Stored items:
================
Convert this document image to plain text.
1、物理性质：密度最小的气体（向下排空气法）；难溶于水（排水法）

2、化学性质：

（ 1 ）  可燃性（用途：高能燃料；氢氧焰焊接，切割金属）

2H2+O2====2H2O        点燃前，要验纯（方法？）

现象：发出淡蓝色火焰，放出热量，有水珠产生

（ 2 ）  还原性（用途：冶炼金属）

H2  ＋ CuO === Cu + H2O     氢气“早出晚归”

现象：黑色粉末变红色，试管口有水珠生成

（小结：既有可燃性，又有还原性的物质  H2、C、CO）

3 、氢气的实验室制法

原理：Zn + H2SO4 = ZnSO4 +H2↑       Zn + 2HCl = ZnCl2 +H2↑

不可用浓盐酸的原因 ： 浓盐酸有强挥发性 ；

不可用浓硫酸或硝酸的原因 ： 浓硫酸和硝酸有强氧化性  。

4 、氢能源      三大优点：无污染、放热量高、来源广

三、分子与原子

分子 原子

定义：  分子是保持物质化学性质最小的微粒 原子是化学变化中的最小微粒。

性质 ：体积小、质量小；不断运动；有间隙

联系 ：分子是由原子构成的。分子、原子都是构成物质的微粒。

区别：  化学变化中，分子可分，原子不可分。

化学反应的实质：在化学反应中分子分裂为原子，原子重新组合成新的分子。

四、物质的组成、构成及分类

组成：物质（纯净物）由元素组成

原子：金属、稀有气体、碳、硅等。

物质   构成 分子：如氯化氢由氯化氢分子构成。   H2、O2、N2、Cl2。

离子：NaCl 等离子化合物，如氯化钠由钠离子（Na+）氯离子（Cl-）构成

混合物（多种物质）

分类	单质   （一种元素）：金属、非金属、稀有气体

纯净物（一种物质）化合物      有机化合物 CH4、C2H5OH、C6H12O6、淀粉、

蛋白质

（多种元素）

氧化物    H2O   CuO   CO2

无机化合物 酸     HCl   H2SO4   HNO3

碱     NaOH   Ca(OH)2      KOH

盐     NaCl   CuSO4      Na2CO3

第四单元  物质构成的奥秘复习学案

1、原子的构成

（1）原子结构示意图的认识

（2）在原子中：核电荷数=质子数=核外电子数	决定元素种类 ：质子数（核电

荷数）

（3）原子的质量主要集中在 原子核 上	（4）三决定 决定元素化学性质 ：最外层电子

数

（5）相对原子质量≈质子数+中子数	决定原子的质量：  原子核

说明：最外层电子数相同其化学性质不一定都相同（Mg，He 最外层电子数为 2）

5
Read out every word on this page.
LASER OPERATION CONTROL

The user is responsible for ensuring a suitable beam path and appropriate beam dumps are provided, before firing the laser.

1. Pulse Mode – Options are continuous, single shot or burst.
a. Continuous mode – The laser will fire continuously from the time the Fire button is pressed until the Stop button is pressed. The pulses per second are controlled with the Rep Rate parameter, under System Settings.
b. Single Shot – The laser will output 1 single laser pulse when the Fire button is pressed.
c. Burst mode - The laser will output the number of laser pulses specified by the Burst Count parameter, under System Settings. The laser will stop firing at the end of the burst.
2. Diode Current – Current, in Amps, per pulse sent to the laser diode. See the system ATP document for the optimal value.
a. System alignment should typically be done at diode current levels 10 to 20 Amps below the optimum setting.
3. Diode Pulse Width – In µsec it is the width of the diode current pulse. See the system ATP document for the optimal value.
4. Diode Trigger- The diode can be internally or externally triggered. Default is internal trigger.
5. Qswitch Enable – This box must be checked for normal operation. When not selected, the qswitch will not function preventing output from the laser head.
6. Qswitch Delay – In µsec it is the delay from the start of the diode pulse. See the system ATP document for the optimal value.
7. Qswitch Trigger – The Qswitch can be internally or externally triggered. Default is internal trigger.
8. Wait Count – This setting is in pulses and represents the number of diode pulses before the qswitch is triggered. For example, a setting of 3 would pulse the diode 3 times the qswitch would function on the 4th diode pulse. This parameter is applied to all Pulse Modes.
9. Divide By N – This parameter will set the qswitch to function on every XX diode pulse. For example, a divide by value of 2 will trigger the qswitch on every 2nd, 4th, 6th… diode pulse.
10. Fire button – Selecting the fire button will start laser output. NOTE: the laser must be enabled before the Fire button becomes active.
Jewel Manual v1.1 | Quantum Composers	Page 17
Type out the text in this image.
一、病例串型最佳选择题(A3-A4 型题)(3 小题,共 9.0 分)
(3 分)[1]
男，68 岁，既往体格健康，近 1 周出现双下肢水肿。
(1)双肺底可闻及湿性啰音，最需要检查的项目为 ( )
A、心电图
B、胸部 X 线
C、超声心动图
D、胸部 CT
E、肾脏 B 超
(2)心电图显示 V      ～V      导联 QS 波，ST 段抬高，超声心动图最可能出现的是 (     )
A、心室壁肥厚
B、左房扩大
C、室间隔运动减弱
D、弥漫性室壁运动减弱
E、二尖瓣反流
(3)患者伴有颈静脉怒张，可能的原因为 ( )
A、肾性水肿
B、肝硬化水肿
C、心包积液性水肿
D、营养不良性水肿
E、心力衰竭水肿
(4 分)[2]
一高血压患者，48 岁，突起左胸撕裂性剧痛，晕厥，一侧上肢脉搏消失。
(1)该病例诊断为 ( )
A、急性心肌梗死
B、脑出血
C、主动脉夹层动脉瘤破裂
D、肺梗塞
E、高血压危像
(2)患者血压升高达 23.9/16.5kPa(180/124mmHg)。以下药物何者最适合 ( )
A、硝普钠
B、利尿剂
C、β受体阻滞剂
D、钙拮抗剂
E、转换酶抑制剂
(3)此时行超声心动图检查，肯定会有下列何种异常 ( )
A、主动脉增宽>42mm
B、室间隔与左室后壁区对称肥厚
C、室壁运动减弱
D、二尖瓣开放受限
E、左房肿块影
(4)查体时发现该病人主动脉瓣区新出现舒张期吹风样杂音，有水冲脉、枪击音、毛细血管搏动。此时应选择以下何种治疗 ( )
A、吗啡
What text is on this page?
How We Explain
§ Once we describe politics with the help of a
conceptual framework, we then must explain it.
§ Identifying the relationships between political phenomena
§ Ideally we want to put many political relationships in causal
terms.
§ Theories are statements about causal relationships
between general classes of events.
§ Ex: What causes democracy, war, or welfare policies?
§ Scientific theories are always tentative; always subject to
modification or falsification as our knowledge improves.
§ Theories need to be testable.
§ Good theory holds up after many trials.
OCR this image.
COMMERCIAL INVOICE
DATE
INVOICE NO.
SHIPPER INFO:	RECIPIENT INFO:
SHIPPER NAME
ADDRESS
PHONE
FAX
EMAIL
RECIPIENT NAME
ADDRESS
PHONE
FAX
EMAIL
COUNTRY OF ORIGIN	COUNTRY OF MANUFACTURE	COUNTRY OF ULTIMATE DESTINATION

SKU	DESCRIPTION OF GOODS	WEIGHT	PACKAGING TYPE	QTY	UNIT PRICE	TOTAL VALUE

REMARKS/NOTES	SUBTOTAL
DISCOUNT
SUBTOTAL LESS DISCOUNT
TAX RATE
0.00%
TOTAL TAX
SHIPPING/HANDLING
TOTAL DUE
================
* Instructions to follow
Each entry is to be returned in full, character for character.

* Exercise output
Convert this document image to plain text.
1、物理性质：密度最小的气体（向下排空气法）；难溶于水（排水法）

2、化学性质：

（ 1 ）  可燃性（用途：高能燃料；氢氧焰焊接，切割金属）

2H2+O2====2H2O        点燃前，要验纯（方法？）

现象：发出淡蓝色火焰，放出热量，有水珠产生

（ 2 ）  还原性（用途：冶炼金属）

H2  ＋ CuO === Cu + H2O     氢气“早出晚归”

现象：黑色粉末变红色，试管口有水珠生成

（小结：既有可燃性，又有还原性的物质  H2、C、CO）

3 、氢气的实验室制法

原理：Zn + H2SO4 = ZnSO4 +H2↑       Zn + 2HCl = ZnCl2 +H2↑

不可用浓盐酸的原因 ： 浓盐酸有强挥发性 ；

不可用浓硫酸或硝酸的原因 ： 浓硫酸和硝酸有强氧化性  。

4 、氢能源      三大优点：无污染、放热量高、来源广

三、分子与原子

分子 原子

定义：  分子是保持物质化学性质最小的微粒 原子是化学变化中的最小微粒。

性质 ：体积小、质量小；不断运动；有间隙

联系 ：分子是由原子构成的。分子、原子都是构成物质的微粒。

区别：  化学变化中，分子可分，原子不可分。

化学反应的实质：在化学反应中分子分裂为原子，原子重新组合成新的分子。

四、物质的组成、构成及分类

组成：物质（纯净物）由元素组成

原子：金属、稀有气体、碳、硅等。

物质   构成 分子：如氯化氢由氯化氢分子构成。   H2、O2、N2、Cl2。

离子：NaCl 等离子化合物，如氯化钠由钠离子（Na+）氯离子（Cl-）构成

混合物（多种物质）

分类	单质   （一种元素）：金属、非金属、稀有气体

纯净物（一种物质）化合物      有机化合物 CH4、C2H5OH、C6H12O6、淀粉、

蛋白质

（多种元素）

氧化物    H2O   CuO   CO2

无机化合物 酸     HCl   H2SO4   HNO3

碱     NaOH   Ca(OH)2      KOH

盐     NaCl   CuSO4      Na2CO3

第四单元  物质构成的奥秘复习学案

1、原子的构成

（1）原子结构示意图的认识

（2）在原子中：核电荷数=质子数=核外电子数	决定元素种类 ：质子数（核电

荷数）

（3）原子的质量主要集中在 原子核 上	（4）三决定 决定元素化学性质 ：最外层电子

数

（5）相对原子质量≈质子数+中子数	决定原子的质量：  原子核

说明：最外层电子数相同其化学性质不一定都相同（Mg，He 最外层电子数为 2）

5
Read out every word on this page.
LASER OPERATION CONTROL

The user is responsible for ensuring a suitable beam path and appropriate beam dumps are provided, before firing the laser.

1. Pulse Mode – Options are continuous, single shot or burst.
a. Continuous mode – The laser will fire continuously from the time the Fire button is pressed until the Stop button is pressed. The pulses per second are controlled with the Rep Rate parameter, under System Settings.
b. Single Shot – The laser will output 1 single laser pulse when the Fire button is pressed.
c. Burst mode - The laser will output the number of laser pulses specified by the Burst Count parameter, under System Settings. The laser will stop firing at the end of the burst.
2. Diode Current – Current, in Amps, per pulse sent to the laser diode. See the system ATP document for the optimal value.
a. System alignment should typically be done at diode current levels 10 to 20 Amps below the optimum setting.
3. Diode Pulse Width – In µsec it is the width of the diode current pulse. See the system ATP document for the optimal value.
4. Diode Trigger- The diode can be internally or externally triggered. Default is internal trigger.
5. Qswitch Enable – This box must be checked for normal operation. When not selected, the qswitch will not function preventing output from the laser head.
6. Qswitch Delay – In µsec it is the delay from the start of the diode pulse. See the system ATP document for the optimal value.
7. Qswitch Trigger – The Qswitch can be internally or externally triggered. Default is internal trigger.
8. Wait Count – This setting is in pulses and represents the number of diode pulses before the qswitch is triggered. For example, a setting of 3 would pulse the diode 3 times the qswitch would function on the 4th diode pulse. This parameter is applied to all Pulse Modes.
9. Divide By N – This parameter will set the qswitch to function on every XX diode pulse. For example, a divide by value of 2 will trigger the qswitch on every 2nd, 4th, 6th… diode pulse.
10. Fire button – Selecting the fire button will start laser output. NOTE: the laser must be enabled before the Fire button becomes active.
Jewel Manual v1.1 | Quantum Composers	Page 17
Type out the text in this image.
一、病例串型最佳选择题(A3-A4 型题)(3 小题,共 9.0 分)
(3 分)[1]
男，68 岁，既往体格健康，近 1 周出现双下肢水肿。
(1)双肺底可闻及湿性啰音，最需要检查的项目为 ( )
A、心电图
B、胸部 X 线
C、超声心动图
D、胸部 CT
E、肾脏 B 超
(2)心电图显示 V      ～V      导联 QS 波，ST 段抬高，超声心动图最可能出现的是 (     )
A、心室壁肥厚
B、左房扩大
C、室间隔运动减弱
D、弥漫性室壁运动减弱
E、二尖瓣反流
(3)患者伴有颈静脉怒张，可能的原因为 ( )
A、肾性水肿
B、肝硬化水肿
C、心包积液性水肿
D、营养不良性水肿
E、心力衰竭水肿
(4 分)[2]
一高血压患者，48 岁，突起左胸撕裂性剧痛，晕厥，一侧上肢脉搏消失。
(1)该病例诊断为 ( )
A、急性心肌梗死
B、脑出血
C、主动脉夹层动脉瘤破裂
D、肺梗塞
E、高血压危像
(2)患者血压升高达 23.9/16.5kPa(180/124mmHg)。以下药物何者最适合 ( )
A、硝普钠
B、利尿剂
C、β受体阻滞剂
D、钙拮抗剂
E、转换酶抑制剂
(3)此时行超声心动图检查，肯定会有下列何种异常 ( )
A、主动脉增宽>42mm
B、室间隔与左室后壁区对称肥厚
C、室壁运动减弱
D、二尖瓣开放受限
E、左房肿块影
(4)查体时发现该病人主动脉瓣区新出现舒张期吹风样杂音，有水冲脉、枪击音、毛细血管搏动。此时应选择以下何种治疗 ( )
A、吗啡
What text is on this page?
How We Explain
§ Once we describe politics with the help of a
conceptual framework, we then must explain it.
§ Identifying the relationships between political phenomena
§ Ideally we want to put many political relationships in causal
terms.
§ Theories are statements about causal relationships
between general classes of events.
§ Ex: What causes democracy, war, or welfare policies?
§ Scientific theories are always tentative; always subject to
modification or falsification as our knowledge improves.
§ Theories need to be testable.
§ Good theory holds up after many trials.
OCR this image.
COMMERCIAL INVOICE
DATE
INVOICE NO.
SHIPPER INFO:	RECIPIENT INFO:
SHIPPER NAME
ADDRESS
PHONE
FAX
EMAIL
RECIPIENT NAME
ADDRESS
PHONE
FAX
EMAIL
COUNTRY OF ORIGIN	COUNTRY OF MANUFACTURE	COUNTRY OF ULTIMATE DESTINATION

SKU	DESCRIPTION OF GOODS	WEIGHT	PACKAGING TYPE	QTY	UNIT PRICE	TOTAL VALUE

REMARKS/NOTES	SUBTOTAL
DISCOUNT
SUBTOTAL LESS DISCOUNT
TAX RATE
0.00%
TOTAL TAX
SHIPPING/HANDLING
TOTAL DUE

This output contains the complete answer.